What you are asked to do: Here are some records; quote them exactly, leaving out the pictures.
┌─ Dataset extract
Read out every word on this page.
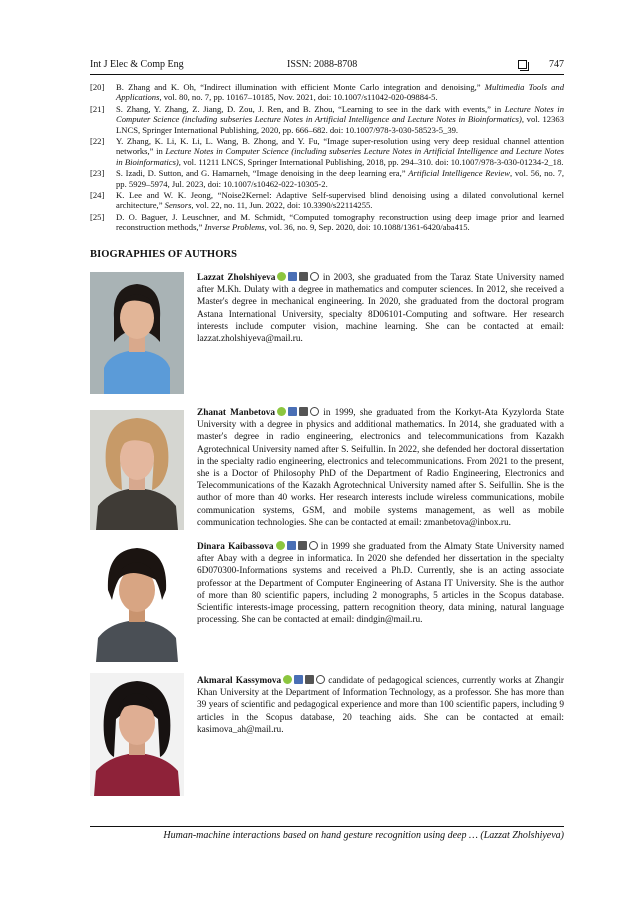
Int J Elec & Comp Eng	ISSN: 2088-8708	747
[20] B. Zhang and K. Oh, “Indirect illumination with efficient Monte Carlo integration and denoising,” Multimedia Tools and Applications, vol. 80, no. 7, pp. 10167–10185, Nov. 2021, doi: 10.1007/s11042-020-09884-5.
[21] S. Zhang, Y. Zhang, Z. Jiang, D. Zou, J. Ren, and B. Zhou, “Learning to see in the dark with events,” in Lecture Notes in Computer Science (including subseries Lecture Notes in Artificial Intelligence and Lecture Notes in Bioinformatics), vol. 12363 LNCS, Springer International Publishing, 2020, pp. 666–682. doi: 10.1007/978-3-030-58523-5_39.
[22] Y. Zhang, K. Li, K. Li, L. Wang, B. Zhong, and Y. Fu, “Image super-resolution using very deep residual channel attention networks,” in Lecture Notes in Computer Science (including subseries Lecture Notes in Artificial Intelligence and Lecture Notes in Bioinformatics), vol. 11211 LNCS, Springer International Publishing, 2018, pp. 294–310. doi: 10.1007/978-3-030-01234-2_18.
[23] S. Izadi, D. Sutton, and G. Hamarneh, “Image denoising in the deep learning era,” Artificial Intelligence Review, vol. 56, no. 7, pp. 5929–5974, Jul. 2023, doi: 10.1007/s10462-022-10305-2.
[24] K. Lee and W. K. Jeong, “Noise2Kernel: Adaptive Self-supervised blind denoising using a dilated convolutional kernel architecture,” Sensors, vol. 22, no. 11, Jun. 2022, doi: 10.3390/s22114255.
[25] D. O. Baguer, J. Leuschner, and M. Schmidt, “Computed tomography reconstruction using deep image prior and learned reconstruction methods,” Inverse Problems, vol. 36, no. 9, Sep. 2020, doi: 10.1088/1361-6420/aba415.
BIOGRAPHIES OF AUTHORS
Lazzat Zholshiyeva	in 2003, she graduated from the Taraz State University named after M.Kh. Dulaty with a degree in mathematics and computer sciences. In 2012, she received a Master's degree in mechanical engineering. In 2020, she graduated from the doctoral program Astana International University, specialty 8D06101-Computing and software. Her research interests include computer vision, machine learning. She can be contacted at email: lazzat.zholshiyeva@mail.ru.
Zhanat Manbetova	in 1999, she graduated from the Korkyt-Ata Kyzylorda State University with a degree in physics and additional mathematics. In 2014, she graduated with a master's degree in radio engineering, electronics and telecommunications from Kazakh Agrotechnical University named after S. Seifullin. In 2022, she defended her doctoral dissertation in the specialty radio engineering, electronics and telecommunications. From 2021 to the present, she is a Doctor of Philosophy PhD of the Department of Radio Engineering, Electronics and Telecommunications of the Kazakh Agrotechnical University named after S. Seifullin. She is the author of more than 40 works. Her research interests include wireless communications, mobile communication systems, GSM, and mobile systems management, as well as mobile communication technologies. She can be contacted at email: zmanbetova@inbox.ru.
Dinara Kaibassova	in 1999 she graduated from the Almaty State University named after Abay with a degree in informatica. In 2020 she defended her dissertation in the specialty 6D070300-Informations systems and received a Ph.D. Currently, she is an acting associate professor at the Department of Computer Engineering of Astana IT University. She is the author of more than 80 scientific papers, including 2 monographs, 5 articles in the Scopus database. Scientific interests-image processing, pattern recognition theory, data mining, natural language processing. She can be contacted at email: dindgin@mail.ru.
Akmaral Kassymova	candidate of pedagogical sciences, currently works at Zhangir Khan University at the Department of Information Technology, as a professor. She has more than 39 years of scientific and pedagogical experience and more than 100 scientific papers, including 9 articles in the Scopus database, 20 teaching aids. She can be contacted at email: kasimova_ah@mail.ru.
Human-machine interactions based on hand gesture recognition using deep … (Lazzat Zholshiyeva)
└─
Exercise response:
Read out every word on this page.
Int J Elec & Comp Eng	ISSN: 2088-8708	747
[20] B. Zhang and K. Oh, “Indirect illumination with efficient Monte Carlo integration and denoising,” Multimedia Tools and Applications, vol. 80, no. 7, pp. 10167–10185, Nov. 2021, doi: 10.1007/s11042-020-09884-5.
[21] S. Zhang, Y. Zhang, Z. Jiang, D. Zou, J. Ren, and B. Zhou, “Learning to see in the dark with events,” in Lecture Notes in Computer Science (including subseries Lecture Notes in Artificial Intelligence and Lecture Notes in Bioinformatics), vol. 12363 LNCS, Springer International Publishing, 2020, pp. 666–682. doi: 10.1007/978-3-030-58523-5_39.
[22] Y. Zhang, K. Li, K. Li, L. Wang, B. Zhong, and Y. Fu, “Image super-resolution using very deep residual channel attention networks,” in Lecture Notes in Computer Science (including subseries Lecture Notes in Artificial Intelligence and Lecture Notes in Bioinformatics), vol. 11211 LNCS, Springer International Publishing, 2018, pp. 294–310. doi: 10.1007/978-3-030-01234-2_18.
[23] S. Izadi, D. Sutton, and G. Hamarneh, “Image denoising in the deep learning era,” Artificial Intelligence Review, vol. 56, no. 7, pp. 5929–5974, Jul. 2023, doi: 10.1007/s10462-022-10305-2.
[24] K. Lee and W. K. Jeong, “Noise2Kernel: Adaptive Self-supervised blind denoising using a dilated convolutional kernel architecture,” Sensors, vol. 22, no. 11, Jun. 2022, doi: 10.3390/s22114255.
[25] D. O. Baguer, J. Leuschner, and M. Schmidt, “Computed tomography reconstruction using deep image prior and learned reconstruction methods,” Inverse Problems, vol. 36, no. 9, Sep. 2020, doi: 10.1088/1361-6420/aba415.
BIOGRAPHIES OF AUTHORS
Lazzat Zholshiyeva	in 2003, she graduated from the Taraz State University named after M.Kh. Dulaty with a degree in mathematics and computer sciences. In 2012, she received a Master's degree in mechanical engineering. In 2020, she graduated from the doctoral program Astana International University, specialty 8D06101-Computing and software. Her research interests include computer vision, machine learning. She can be contacted at email: lazzat.zholshiyeva@mail.ru.
Zhanat Manbetova	in 1999, she graduated from the Korkyt-Ata Kyzylorda State University with a degree in physics and additional mathematics. In 2014, she graduated with a master's degree in radio engineering, electronics and telecommunications from Kazakh Agrotechnical University named after S. Seifullin. In 2022, she defended her doctoral dissertation in the specialty radio engineering, electronics and telecommunications. From 2021 to the present, she is a Doctor of Philosophy PhD of the Department of Radio Engineering, Electronics and Telecommunications of the Kazakh Agrotechnical University named after S. Seifullin. She is the author of more than 40 works. Her research interests include wireless communications, mobile communication systems, GSM, and mobile systems management, as well as mobile communication technologies. She can be contacted at email: zmanbetova@inbox.ru.
Dinara Kaibassova	in 1999 she graduated from the Almaty State University named after Abay with a degree in informatica. In 2020 she defended her dissertation in the specialty 6D070300-Informations systems and received a Ph.D. Currently, she is an acting associate professor at the Department of Computer Engineering of Astana IT University. She is the author of more than 80 scientific papers, including 2 monographs, 5 articles in the Scopus database. Scientific interests-image processing, pattern recognition theory, data mining, natural language processing. She can be contacted at email: dindgin@mail.ru.
Akmaral Kassymova	candidate of pedagogical sciences, currently works at Zhangir Khan University at the Department of Information Technology, as a professor. She has more than 39 years of scientific and pedagogical experience and more than 100 scientific papers, including 9 articles in the Scopus database, 20 teaching aids. She can be contacted at email: kasimova_ah@mail.ru.
Human-machine interactions based on hand gesture recognition using deep … (Lazzat Zholshiyeva)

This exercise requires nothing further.